#### Work instructions
All of the records below need to be copied exactly.
--- BEGIN Data provided ---
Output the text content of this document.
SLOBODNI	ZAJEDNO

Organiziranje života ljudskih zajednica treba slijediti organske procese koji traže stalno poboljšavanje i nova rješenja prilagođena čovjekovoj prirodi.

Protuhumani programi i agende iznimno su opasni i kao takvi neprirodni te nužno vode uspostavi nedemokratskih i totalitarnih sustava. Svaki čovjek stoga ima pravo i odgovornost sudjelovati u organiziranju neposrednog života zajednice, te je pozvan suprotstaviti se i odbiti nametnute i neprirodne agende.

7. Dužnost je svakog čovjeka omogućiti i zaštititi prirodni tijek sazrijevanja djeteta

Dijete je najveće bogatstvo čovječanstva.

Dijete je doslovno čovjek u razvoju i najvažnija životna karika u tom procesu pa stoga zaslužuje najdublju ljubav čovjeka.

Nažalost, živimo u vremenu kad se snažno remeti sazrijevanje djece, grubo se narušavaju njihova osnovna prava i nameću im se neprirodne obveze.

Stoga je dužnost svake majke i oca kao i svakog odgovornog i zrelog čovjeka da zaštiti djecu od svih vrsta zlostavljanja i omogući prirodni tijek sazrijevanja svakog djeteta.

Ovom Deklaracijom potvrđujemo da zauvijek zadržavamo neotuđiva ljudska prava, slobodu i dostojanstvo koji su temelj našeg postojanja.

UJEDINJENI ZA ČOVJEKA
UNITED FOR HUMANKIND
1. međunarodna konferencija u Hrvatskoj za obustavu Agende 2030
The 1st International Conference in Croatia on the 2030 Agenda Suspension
--- END Data provided ---
#### Solution for this task
Output the text content of this document.
SLOBODNI	ZAJEDNO

Organiziranje života ljudskih zajednica treba slijediti organske procese koji traže stalno poboljšavanje i nova rješenja prilagođena čovjekovoj prirodi.

Protuhumani programi i agende iznimno su opasni i kao takvi neprirodni te nužno vode uspostavi nedemokratskih i totalitarnih sustava. Svaki čovjek stoga ima pravo i odgovornost sudjelovati u organiziranju neposrednog života zajednice, te je pozvan suprotstaviti se i odbiti nametnute i neprirodne agende.

7. Dužnost je svakog čovjeka omogućiti i zaštititi prirodni tijek sazrijevanja djeteta

Dijete je najveće bogatstvo čovječanstva.

Dijete je doslovno čovjek u razvoju i najvažnija životna karika u tom procesu pa stoga zaslužuje najdublju ljubav čovjeka.

Nažalost, živimo u vremenu kad se snažno remeti sazrijevanje djece, grubo se narušavaju njihova osnovna prava i nameću im se neprirodne obveze.

Stoga je dužnost svake majke i oca kao i svakog odgovornog i zrelog čovjeka da zaštiti djecu od svih vrsta zlostavljanja i omogući prirodni tijek sazrijevanja svakog djeteta.

Ovom Deklaracijom potvrđujemo da zauvijek zadržavamo neotuđiva ljudska prava, slobodu i dostojanstvo koji su temelj našeg postojanja.

UJEDINJENI ZA ČOVJEKA
UNITED FOR HUMANKIND
1. međunarodna konferencija u Hrvatskoj za obustavu Agende 2030
The 1st International Conference in Croatia on the 2030 Agenda Suspension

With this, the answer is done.